■ What is needed: Copy out each line of the data that holds the word "this".

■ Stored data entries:
** Begin **
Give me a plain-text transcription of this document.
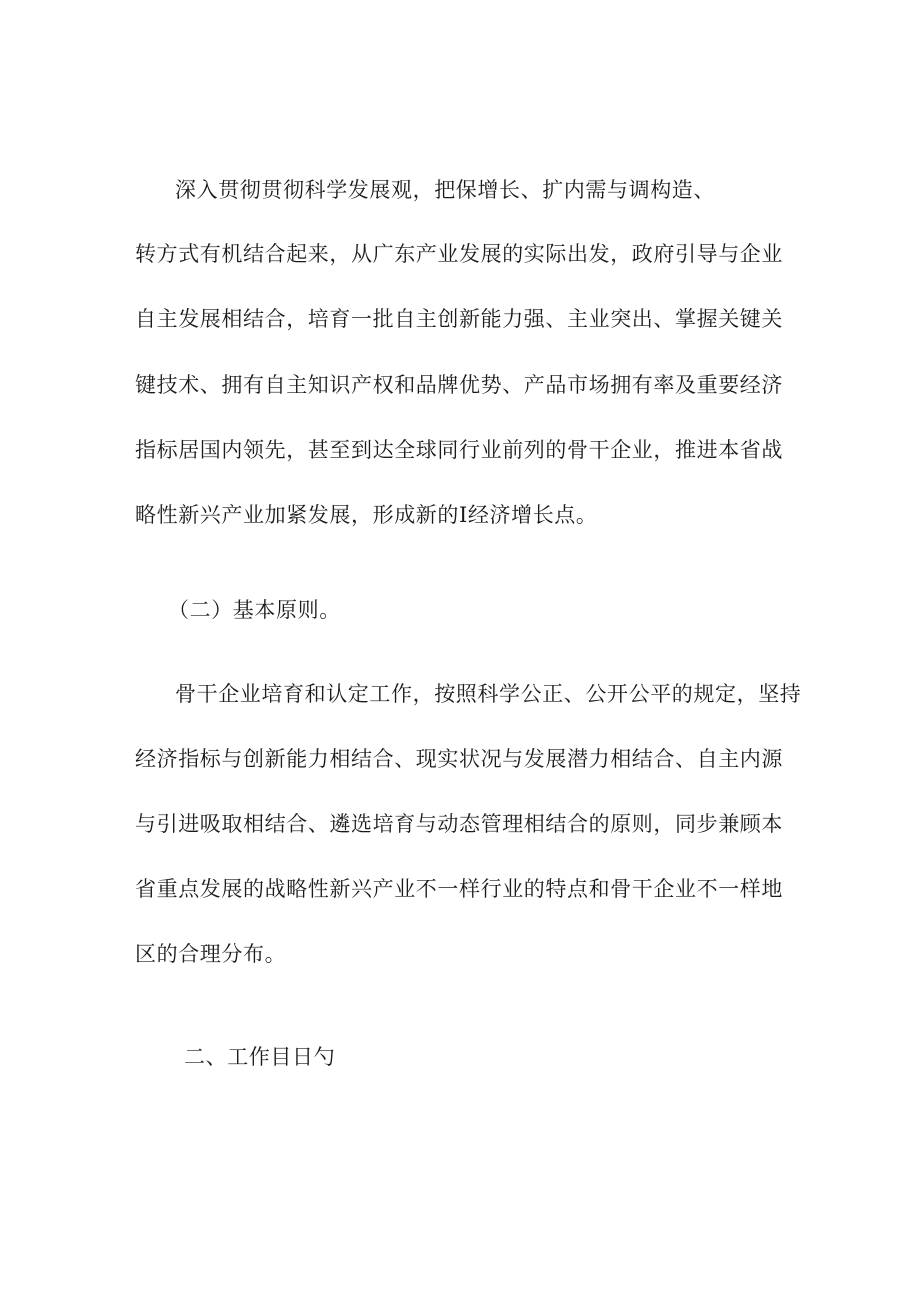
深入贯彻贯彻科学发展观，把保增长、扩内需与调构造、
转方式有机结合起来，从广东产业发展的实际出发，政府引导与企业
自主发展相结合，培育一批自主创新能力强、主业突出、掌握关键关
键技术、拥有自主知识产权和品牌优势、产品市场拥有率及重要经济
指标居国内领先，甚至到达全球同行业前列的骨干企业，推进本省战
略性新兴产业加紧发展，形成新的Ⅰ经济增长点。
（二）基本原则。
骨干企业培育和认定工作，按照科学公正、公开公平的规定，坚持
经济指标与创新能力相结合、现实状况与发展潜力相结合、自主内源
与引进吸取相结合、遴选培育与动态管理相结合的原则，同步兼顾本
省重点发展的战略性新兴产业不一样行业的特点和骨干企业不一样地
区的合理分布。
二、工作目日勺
** End **
** Begin **
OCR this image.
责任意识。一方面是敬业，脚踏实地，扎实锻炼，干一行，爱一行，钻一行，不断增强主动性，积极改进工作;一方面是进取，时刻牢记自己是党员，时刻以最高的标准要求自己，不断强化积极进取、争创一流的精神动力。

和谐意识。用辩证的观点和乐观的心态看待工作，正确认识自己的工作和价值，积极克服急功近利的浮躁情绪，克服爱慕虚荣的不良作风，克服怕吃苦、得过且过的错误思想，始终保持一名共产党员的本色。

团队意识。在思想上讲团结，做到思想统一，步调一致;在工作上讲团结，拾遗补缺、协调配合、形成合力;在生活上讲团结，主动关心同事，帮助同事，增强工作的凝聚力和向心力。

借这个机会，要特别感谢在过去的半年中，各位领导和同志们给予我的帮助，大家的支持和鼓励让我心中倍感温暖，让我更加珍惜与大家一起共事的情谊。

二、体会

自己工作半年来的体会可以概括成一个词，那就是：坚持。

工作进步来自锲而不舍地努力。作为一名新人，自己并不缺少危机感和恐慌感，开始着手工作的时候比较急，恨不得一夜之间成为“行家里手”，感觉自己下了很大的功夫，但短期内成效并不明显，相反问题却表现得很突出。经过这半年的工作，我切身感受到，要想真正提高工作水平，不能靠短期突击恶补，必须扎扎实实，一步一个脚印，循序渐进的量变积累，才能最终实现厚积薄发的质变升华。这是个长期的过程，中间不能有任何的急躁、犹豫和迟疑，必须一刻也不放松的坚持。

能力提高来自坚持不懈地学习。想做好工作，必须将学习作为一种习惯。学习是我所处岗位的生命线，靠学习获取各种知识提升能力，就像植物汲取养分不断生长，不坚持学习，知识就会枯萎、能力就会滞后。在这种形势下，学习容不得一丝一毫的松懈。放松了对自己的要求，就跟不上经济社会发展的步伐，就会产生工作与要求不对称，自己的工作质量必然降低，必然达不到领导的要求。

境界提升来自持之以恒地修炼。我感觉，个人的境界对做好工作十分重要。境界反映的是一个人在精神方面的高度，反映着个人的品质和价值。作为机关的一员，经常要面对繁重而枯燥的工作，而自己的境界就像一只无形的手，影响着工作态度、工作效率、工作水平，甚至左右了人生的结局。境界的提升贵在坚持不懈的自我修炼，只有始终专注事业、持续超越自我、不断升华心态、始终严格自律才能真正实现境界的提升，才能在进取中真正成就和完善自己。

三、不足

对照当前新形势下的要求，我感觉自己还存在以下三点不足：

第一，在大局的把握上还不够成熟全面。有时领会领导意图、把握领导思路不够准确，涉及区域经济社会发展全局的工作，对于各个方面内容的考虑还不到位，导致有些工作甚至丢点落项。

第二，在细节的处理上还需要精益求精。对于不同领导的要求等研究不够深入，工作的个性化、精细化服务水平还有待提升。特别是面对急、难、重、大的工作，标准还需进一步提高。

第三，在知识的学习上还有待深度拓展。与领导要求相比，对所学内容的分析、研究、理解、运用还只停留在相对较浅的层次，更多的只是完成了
** End **
■ Worked answer:
Give me a plain-text transcription of this document.
OCR this image.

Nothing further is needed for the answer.